**AIM OF THE EXERCISE**.
Identify the lines that contain the string "object", then copy each of them.
──────
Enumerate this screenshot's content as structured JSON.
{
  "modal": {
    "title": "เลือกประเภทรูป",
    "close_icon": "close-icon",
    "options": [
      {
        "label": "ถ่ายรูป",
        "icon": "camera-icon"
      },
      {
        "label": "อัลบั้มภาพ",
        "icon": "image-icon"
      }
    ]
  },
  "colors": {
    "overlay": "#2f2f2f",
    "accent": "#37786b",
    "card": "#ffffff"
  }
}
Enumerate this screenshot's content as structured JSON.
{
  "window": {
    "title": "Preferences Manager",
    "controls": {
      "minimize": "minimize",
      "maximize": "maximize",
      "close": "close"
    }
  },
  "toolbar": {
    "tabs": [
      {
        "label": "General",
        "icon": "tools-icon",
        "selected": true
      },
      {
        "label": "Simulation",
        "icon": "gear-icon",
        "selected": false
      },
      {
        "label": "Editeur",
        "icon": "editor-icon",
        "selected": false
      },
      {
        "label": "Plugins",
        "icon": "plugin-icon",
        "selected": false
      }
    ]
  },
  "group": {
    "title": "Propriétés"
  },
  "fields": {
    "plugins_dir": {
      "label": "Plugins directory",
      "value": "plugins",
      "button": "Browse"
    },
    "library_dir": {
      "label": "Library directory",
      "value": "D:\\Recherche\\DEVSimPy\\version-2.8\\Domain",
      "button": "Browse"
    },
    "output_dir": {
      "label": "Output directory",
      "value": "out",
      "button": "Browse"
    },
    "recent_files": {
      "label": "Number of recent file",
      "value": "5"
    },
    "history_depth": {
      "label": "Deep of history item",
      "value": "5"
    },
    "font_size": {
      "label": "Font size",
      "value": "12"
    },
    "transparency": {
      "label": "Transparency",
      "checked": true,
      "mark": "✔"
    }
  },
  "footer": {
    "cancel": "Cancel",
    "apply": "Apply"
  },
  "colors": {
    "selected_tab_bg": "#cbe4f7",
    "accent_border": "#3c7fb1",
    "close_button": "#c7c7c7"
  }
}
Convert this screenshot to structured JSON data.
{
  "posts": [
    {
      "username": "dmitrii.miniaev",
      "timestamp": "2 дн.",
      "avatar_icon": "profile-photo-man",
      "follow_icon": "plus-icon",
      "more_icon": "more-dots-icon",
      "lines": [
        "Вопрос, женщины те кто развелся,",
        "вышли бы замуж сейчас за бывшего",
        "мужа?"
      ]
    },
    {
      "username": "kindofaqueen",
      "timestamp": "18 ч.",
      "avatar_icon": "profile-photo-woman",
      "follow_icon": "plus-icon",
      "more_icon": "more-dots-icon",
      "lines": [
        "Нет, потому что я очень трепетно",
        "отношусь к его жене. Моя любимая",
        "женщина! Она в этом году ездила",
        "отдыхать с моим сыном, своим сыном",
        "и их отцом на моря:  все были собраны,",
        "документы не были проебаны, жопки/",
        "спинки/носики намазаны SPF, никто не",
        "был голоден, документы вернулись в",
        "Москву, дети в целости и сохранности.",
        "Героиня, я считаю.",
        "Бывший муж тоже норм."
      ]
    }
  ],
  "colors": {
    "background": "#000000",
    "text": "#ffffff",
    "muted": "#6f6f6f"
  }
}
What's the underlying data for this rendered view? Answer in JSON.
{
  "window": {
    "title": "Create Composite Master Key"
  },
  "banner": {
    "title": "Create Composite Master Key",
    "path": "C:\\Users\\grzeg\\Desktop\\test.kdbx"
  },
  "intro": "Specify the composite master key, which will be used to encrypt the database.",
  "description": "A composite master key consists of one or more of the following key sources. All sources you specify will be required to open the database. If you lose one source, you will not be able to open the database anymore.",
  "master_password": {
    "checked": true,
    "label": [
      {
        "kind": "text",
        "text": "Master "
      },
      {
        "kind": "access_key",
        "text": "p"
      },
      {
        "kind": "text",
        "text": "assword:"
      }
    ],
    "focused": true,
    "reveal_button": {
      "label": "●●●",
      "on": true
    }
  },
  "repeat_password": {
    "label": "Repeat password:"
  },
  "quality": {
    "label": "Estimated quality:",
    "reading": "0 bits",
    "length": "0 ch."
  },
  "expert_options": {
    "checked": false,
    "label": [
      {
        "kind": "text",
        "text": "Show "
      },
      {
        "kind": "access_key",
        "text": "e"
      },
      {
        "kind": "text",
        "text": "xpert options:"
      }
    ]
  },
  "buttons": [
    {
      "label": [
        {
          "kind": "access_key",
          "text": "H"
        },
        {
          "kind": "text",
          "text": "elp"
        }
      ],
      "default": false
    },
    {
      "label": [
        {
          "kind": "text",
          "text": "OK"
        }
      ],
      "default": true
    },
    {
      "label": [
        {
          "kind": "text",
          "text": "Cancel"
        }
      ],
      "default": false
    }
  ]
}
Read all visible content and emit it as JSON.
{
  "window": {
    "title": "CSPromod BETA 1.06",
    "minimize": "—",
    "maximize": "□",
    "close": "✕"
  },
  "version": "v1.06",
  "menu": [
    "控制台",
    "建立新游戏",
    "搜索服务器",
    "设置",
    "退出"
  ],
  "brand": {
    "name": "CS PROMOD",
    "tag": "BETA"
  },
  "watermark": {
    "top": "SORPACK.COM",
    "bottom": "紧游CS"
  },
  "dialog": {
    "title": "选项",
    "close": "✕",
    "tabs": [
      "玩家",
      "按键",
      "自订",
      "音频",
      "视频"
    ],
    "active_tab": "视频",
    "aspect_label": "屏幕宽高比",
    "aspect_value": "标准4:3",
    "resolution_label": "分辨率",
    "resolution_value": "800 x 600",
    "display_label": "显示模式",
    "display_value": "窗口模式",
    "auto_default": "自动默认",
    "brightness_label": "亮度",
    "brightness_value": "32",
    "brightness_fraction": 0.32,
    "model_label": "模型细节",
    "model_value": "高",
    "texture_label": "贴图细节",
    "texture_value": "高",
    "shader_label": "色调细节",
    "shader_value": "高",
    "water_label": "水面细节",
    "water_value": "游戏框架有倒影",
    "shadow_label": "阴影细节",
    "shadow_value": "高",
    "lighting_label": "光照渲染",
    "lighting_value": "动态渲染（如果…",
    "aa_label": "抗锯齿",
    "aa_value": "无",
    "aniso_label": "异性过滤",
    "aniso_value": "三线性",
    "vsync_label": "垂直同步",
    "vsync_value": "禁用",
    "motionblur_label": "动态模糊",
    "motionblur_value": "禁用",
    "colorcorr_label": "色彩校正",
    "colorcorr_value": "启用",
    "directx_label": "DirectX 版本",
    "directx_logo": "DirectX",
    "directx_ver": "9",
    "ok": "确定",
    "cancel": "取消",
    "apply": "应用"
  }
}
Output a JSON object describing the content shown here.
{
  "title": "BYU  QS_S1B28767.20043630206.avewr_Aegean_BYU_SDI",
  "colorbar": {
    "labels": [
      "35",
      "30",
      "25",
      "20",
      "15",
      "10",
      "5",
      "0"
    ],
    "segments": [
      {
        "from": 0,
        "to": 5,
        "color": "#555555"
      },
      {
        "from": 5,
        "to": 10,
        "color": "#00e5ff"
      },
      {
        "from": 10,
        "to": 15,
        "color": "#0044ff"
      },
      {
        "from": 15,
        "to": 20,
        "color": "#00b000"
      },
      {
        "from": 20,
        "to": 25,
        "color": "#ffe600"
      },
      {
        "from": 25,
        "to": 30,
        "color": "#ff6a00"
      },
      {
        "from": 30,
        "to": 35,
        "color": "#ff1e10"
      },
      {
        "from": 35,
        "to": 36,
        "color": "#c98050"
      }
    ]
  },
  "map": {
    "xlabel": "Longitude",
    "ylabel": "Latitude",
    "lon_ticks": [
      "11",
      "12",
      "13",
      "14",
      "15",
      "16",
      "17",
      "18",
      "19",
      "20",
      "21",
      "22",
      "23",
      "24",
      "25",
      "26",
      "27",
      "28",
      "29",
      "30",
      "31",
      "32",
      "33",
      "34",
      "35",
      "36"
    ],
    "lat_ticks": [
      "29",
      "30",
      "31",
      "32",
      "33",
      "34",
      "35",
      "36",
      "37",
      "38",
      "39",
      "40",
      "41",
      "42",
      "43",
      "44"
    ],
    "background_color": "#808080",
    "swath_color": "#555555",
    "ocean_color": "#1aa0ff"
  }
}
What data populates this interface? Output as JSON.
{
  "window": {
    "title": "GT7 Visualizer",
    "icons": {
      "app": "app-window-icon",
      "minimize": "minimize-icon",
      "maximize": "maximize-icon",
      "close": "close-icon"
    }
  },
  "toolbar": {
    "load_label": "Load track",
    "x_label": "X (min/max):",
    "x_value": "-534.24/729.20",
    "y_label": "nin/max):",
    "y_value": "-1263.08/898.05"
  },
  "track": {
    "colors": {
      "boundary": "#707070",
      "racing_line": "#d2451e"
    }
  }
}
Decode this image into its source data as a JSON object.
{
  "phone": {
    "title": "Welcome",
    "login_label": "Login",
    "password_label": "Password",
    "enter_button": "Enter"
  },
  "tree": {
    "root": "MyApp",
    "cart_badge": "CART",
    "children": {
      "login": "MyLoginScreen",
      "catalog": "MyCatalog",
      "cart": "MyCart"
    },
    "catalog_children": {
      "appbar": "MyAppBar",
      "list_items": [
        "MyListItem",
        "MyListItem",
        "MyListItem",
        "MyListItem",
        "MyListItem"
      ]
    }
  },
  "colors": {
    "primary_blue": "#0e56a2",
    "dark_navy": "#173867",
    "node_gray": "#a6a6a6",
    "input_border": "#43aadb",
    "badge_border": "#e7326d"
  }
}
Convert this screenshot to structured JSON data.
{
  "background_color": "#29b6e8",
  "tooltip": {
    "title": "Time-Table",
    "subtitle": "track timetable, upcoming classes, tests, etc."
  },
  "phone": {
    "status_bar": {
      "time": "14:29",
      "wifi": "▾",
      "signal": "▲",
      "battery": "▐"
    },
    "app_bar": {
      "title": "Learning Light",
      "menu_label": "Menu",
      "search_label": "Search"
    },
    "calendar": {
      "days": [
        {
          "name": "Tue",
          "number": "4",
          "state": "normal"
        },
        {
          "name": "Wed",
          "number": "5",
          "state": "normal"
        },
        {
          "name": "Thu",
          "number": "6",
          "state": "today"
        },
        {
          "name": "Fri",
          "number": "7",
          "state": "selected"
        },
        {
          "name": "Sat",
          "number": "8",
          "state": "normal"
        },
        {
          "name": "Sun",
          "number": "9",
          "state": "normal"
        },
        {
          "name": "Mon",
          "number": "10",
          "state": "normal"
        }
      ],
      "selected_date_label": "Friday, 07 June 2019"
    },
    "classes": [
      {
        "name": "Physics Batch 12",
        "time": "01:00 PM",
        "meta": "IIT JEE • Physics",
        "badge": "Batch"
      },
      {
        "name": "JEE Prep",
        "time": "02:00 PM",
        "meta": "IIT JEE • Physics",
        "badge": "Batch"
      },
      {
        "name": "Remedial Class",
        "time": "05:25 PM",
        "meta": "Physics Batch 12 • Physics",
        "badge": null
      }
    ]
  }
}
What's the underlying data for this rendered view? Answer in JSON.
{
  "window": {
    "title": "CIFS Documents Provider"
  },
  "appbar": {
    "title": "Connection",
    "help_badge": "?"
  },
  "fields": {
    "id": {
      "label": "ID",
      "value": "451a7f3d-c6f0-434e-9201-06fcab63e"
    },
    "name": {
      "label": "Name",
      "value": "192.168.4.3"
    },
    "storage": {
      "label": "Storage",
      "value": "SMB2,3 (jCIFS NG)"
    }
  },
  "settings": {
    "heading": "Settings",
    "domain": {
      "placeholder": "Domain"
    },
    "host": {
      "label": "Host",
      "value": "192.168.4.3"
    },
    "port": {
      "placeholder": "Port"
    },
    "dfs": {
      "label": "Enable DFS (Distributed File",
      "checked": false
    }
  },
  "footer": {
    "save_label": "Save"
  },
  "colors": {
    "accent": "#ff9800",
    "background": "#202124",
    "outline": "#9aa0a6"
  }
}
──────
**EXPECTED ANSWER**.
Output a JSON object describing the content shown here.
Decode this image into its source data as a JSON object.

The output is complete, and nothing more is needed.